Job:
The data below should be printed in full, exactly, and without any of its images.

[Dataset records on visual material]
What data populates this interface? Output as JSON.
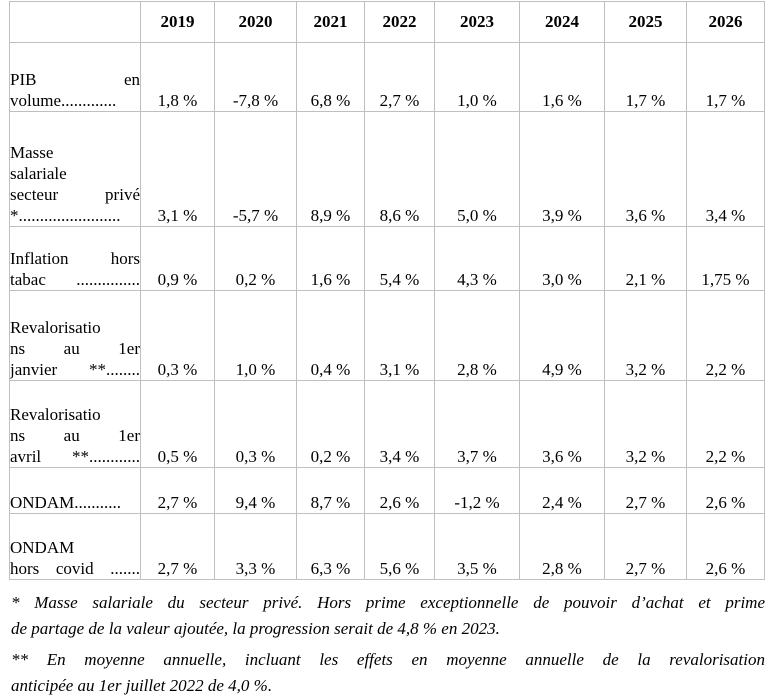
{
  "table": {
    "years": [
      "2019",
      "2020",
      "2021",
      "2022",
      "2023",
      "2024",
      "2025",
      "2026"
    ],
    "rows": [
      {
        "id": "pib-en-volume",
        "label": "PIB en volume",
        "label_lines": [
          "PIB en",
          "volume............."
        ],
        "values": [
          "1,8 %",
          "-7,8 %",
          "6,8 %",
          "2,7 %",
          "1,0 %",
          "1,6 %",
          "1,7 %",
          "1,7 %"
        ]
      },
      {
        "id": "masse-salariale-secteur-prive",
        "label": "Masse salariale secteur privé *",
        "label_lines": [
          "Masse",
          "salariale",
          "secteur privé",
          "*........................"
        ],
        "values": [
          "3,1 %",
          "-5,7 %",
          "8,9 %",
          "8,6 %",
          "5,0 %",
          "3,9 %",
          "3,6 %",
          "3,4 %"
        ]
      },
      {
        "id": "inflation-hors-tabac",
        "label": "Inflation hors tabac",
        "label_lines": [
          "Inflation hors",
          "tabac ..............."
        ],
        "values": [
          "0,9 %",
          "0,2 %",
          "1,6 %",
          "5,4 %",
          "4,3 %",
          "3,0 %",
          "2,1 %",
          "1,75 %"
        ]
      },
      {
        "id": "revalorisations-1er-janvier",
        "label": "Revalorisations au 1er janvier **",
        "label_lines": [
          "Revalorisatio",
          "ns au 1er",
          "janvier **........"
        ],
        "values": [
          "0,3 %",
          "1,0 %",
          "0,4 %",
          "3,1 %",
          "2,8 %",
          "4,9 %",
          "3,2 %",
          "2,2 %"
        ]
      },
      {
        "id": "revalorisations-1er-avril",
        "label": "Revalorisations au 1er avril **",
        "label_lines": [
          "Revalorisatio",
          "ns au 1er",
          "avril **............"
        ],
        "values": [
          "0,5 %",
          "0,3 %",
          "0,2 %",
          "3,4 %",
          "3,7 %",
          "3,6 %",
          "3,2 %",
          "2,2 %"
        ]
      },
      {
        "id": "ondam",
        "label": "ONDAM",
        "label_lines": [
          "ONDAM..........."
        ],
        "values": [
          "2,7 %",
          "9,4 %",
          "8,7 %",
          "2,6 %",
          "-1,2 %",
          "2,4 %",
          "2,7 %",
          "2,6 %"
        ]
      },
      {
        "id": "ondam-hors-covid",
        "label": "ONDAM hors covid",
        "label_lines": [
          "ONDAM",
          "hors covid ......."
        ],
        "values": [
          "2,7 %",
          "3,3 %",
          "6,3 %",
          "5,6 %",
          "3,5 %",
          "2,8 %",
          "2,7 %",
          "2,6 %"
        ]
      }
    ]
  },
  "footnotes": [
    {
      "id": "footnote-masse-salariale",
      "lines": [
        "* Masse salariale du secteur privé. Hors prime exceptionnelle de pouvoir d’achat et prime",
        "de partage de la valeur ajoutée, la progression serait de 4,8 % en 2023."
      ]
    },
    {
      "id": "footnote-moyenne-annuelle",
      "lines": [
        "** En moyenne annuelle, incluant les effets en moyenne annuelle de la revalorisation",
        "anticipée au 1er juillet 2022 de 4,0 %."
      ]
    }
  ],
  "colors": {
    "grid_border": "#bfbfbf",
    "text": "#000000",
    "background": "#ffffff"
  }
}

Output of the exercise:
What data populates this interface? Output as JSON.
{
  "table": {
    "years": [
      "2019",
      "2020",
      "2021",
      "2022",
      "2023",
      "2024",
      "2025",
      "2026"
    ],
    "rows": [
      {
        "id": "pib-en-volume",
        "label": "PIB en volume",
        "label_lines": [
          "PIB en",
          "volume............."
        ],
        "values": [
          "1,8 %",
          "-7,8 %",
          "6,8 %",
          "2,7 %",
          "1,0 %",
          "1,6 %",
          "1,7 %",
          "1,7 %"
        ]
      },
      {
        "id": "masse-salariale-secteur-prive",
        "label": "Masse salariale secteur privé *",
        "label_lines": [
          "Masse",
          "salariale",
          "secteur privé",
          "*........................"
        ],
        "values": [
          "3,1 %",
          "-5,7 %",
          "8,9 %",
          "8,6 %",
          "5,0 %",
          "3,9 %",
          "3,6 %",
          "3,4 %"
        ]
      },
      {
        "id": "inflation-hors-tabac",
        "label": "Inflation hors tabac",
        "label_lines": [
          "Inflation hors",
          "tabac ..............."
        ],
        "values": [
          "0,9 %",
          "0,2 %",
          "1,6 %",
          "5,4 %",
          "4,3 %",
          "3,0 %",
          "2,1 %",
          "1,75 %"
        ]
      },
      {
        "id": "revalorisations-1er-janvier",
        "label": "Revalorisations au 1er janvier **",
        "label_lines": [
          "Revalorisatio",
          "ns au 1er",
          "janvier **........"
        ],
        "values": [
          "0,3 %",
          "1,0 %",
          "0,4 %",
          "3,1 %",
          "2,8 %",
          "4,9 %",
          "3,2 %",
          "2,2 %"
        ]
      },
      {
        "id": "revalorisations-1er-avril",
        "label": "Revalorisations au 1er avril **",
        "label_lines": [
          "Revalorisatio",
          "ns au 1er",
          "avril **............"
        ],
        "values": [
          "0,5 %",
          "0,3 %",
          "0,2 %",
          "3,4 %",
          "3,7 %",
          "3,6 %",
          "3,2 %",
          "2,2 %"
        ]
      },
      {
        "id": "ondam",
        "label": "ONDAM",
        "label_lines": [
          "ONDAM..........."
        ],
        "values": [
          "2,7 %",
          "9,4 %",
          "8,7 %",
          "2,6 %",
          "-1,2 %",
          "2,4 %",
          "2,7 %",
          "2,6 %"
        ]
      },
      {
        "id": "ondam-hors-covid",
        "label": "ONDAM hors covid",
        "label_lines": [
          "ONDAM",
          "hors covid ......."
        ],
        "values": [
          "2,7 %",
          "3,3 %",
          "6,3 %",
          "5,6 %",
          "3,5 %",
          "2,8 %",
          "2,7 %",
          "2,6 %"
        ]
      }
    ]
  },
  "footnotes": [
    {
      "id": "footnote-masse-salariale",
      "lines": [
        "* Masse salariale du secteur privé. Hors prime exceptionnelle de pouvoir d’achat et prime",
        "de partage de la valeur ajoutée, la progression serait de 4,8 % en 2023."
      ]
    },
    {
      "id": "footnote-moyenne-annuelle",
      "lines": [
        "** En moyenne annuelle, incluant les effets en moyenne annuelle de la revalorisation",
        "anticipée au 1er juillet 2022 de 4,0 %."
      ]
    }
  ],
  "colors": {
    "grid_border": "#bfbfbf",
    "text": "#000000",
    "background": "#ffffff"
  }
}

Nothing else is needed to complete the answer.